◆ Source records
★ ★ ★ ★ ★

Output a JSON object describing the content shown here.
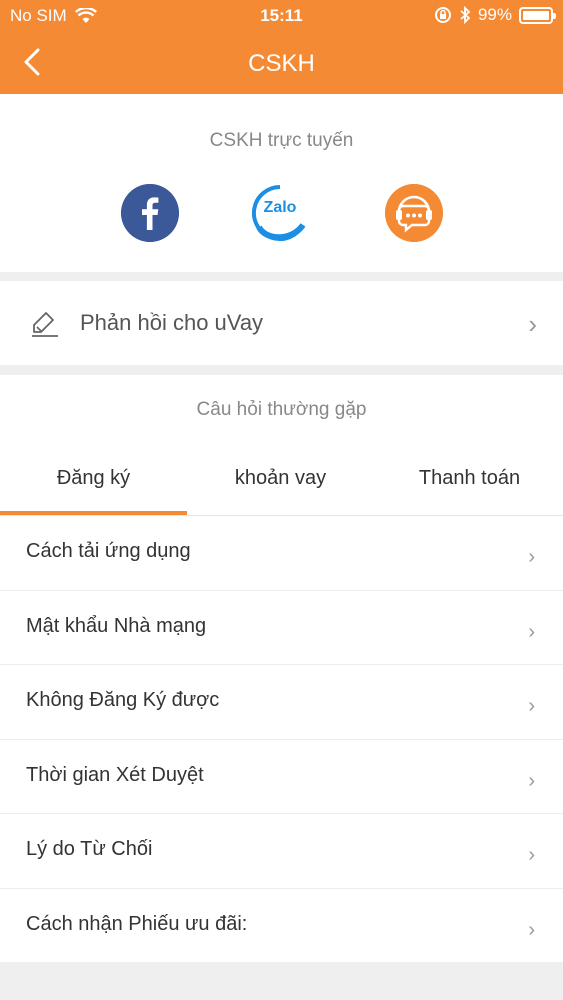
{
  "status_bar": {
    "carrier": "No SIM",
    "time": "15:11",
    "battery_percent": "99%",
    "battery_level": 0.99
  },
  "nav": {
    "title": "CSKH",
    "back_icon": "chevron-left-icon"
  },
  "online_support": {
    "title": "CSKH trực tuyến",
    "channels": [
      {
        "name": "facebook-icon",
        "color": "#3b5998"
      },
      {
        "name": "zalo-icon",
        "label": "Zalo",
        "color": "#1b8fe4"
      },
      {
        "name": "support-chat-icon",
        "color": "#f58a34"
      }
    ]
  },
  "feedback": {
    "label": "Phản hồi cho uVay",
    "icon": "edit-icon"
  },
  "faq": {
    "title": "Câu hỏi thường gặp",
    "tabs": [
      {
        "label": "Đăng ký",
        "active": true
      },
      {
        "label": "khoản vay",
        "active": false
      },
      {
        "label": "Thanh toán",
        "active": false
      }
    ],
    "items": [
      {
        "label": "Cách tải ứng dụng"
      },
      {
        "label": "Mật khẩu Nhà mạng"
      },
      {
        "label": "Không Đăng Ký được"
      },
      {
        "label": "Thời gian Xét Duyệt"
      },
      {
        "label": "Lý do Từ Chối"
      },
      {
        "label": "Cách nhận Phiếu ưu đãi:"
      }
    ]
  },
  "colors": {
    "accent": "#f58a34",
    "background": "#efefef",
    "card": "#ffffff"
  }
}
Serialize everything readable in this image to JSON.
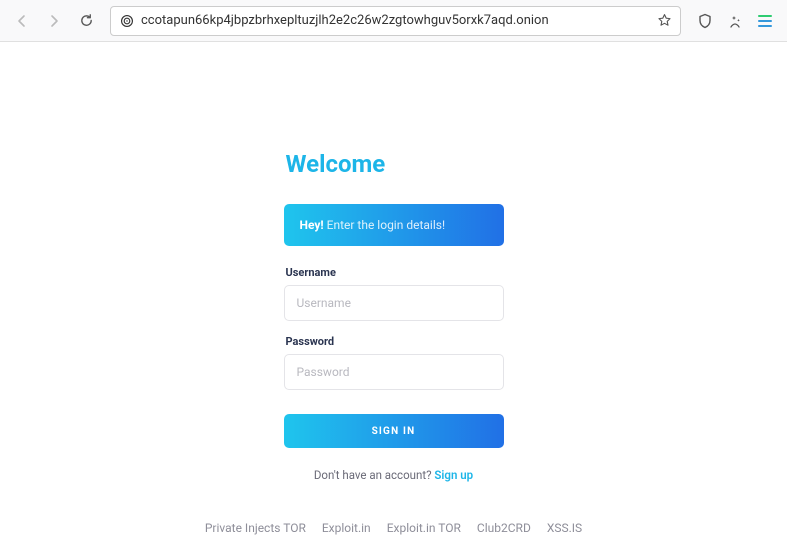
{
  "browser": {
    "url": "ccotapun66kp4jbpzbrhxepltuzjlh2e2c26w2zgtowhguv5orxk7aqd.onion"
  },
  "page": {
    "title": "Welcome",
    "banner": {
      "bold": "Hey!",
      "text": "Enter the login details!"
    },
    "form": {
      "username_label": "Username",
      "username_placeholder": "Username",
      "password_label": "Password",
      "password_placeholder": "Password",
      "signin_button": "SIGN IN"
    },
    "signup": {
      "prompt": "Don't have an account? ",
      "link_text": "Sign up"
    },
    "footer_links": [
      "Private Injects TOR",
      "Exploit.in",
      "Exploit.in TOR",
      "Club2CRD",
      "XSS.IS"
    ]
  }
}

★ ★ ★ ★ ★

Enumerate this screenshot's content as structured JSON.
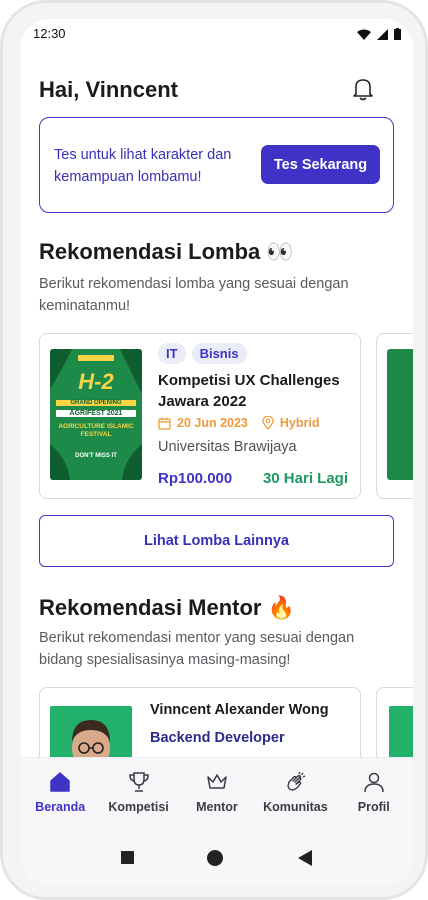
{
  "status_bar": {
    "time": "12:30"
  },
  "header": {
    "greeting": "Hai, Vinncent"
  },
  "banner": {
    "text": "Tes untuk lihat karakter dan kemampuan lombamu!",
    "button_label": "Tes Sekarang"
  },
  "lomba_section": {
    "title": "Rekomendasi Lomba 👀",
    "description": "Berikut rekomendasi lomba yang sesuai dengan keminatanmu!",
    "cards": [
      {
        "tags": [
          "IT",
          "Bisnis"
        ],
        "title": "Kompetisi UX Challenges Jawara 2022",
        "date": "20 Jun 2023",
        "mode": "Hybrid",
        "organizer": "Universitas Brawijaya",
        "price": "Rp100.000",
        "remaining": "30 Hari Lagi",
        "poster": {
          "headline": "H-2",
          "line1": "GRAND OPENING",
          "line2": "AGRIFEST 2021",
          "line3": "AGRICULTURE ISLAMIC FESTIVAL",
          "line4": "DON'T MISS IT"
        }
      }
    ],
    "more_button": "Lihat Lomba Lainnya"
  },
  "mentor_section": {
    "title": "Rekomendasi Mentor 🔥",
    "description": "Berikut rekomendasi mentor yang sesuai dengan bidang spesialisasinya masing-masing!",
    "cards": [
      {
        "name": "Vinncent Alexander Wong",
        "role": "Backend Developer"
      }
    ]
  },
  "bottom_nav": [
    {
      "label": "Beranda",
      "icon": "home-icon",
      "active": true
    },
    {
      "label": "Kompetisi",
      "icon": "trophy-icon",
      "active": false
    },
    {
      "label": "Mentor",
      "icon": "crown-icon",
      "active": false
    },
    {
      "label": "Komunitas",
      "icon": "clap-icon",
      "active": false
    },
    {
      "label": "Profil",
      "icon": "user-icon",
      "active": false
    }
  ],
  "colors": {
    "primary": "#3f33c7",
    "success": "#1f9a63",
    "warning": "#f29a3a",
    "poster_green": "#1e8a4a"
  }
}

★ ★ ★ ★ ★

◆ What needs to be done
Examine the records and pull out every line where the string "sesuai" occurs.

◆ Expected output
    "description": "Berikut rekomendasi lomba yang sesuai dengan keminatanmu!",
    "description": "Berikut rekomendasi mentor yang sesuai dengan bidang spesialisasinya masing-masing!",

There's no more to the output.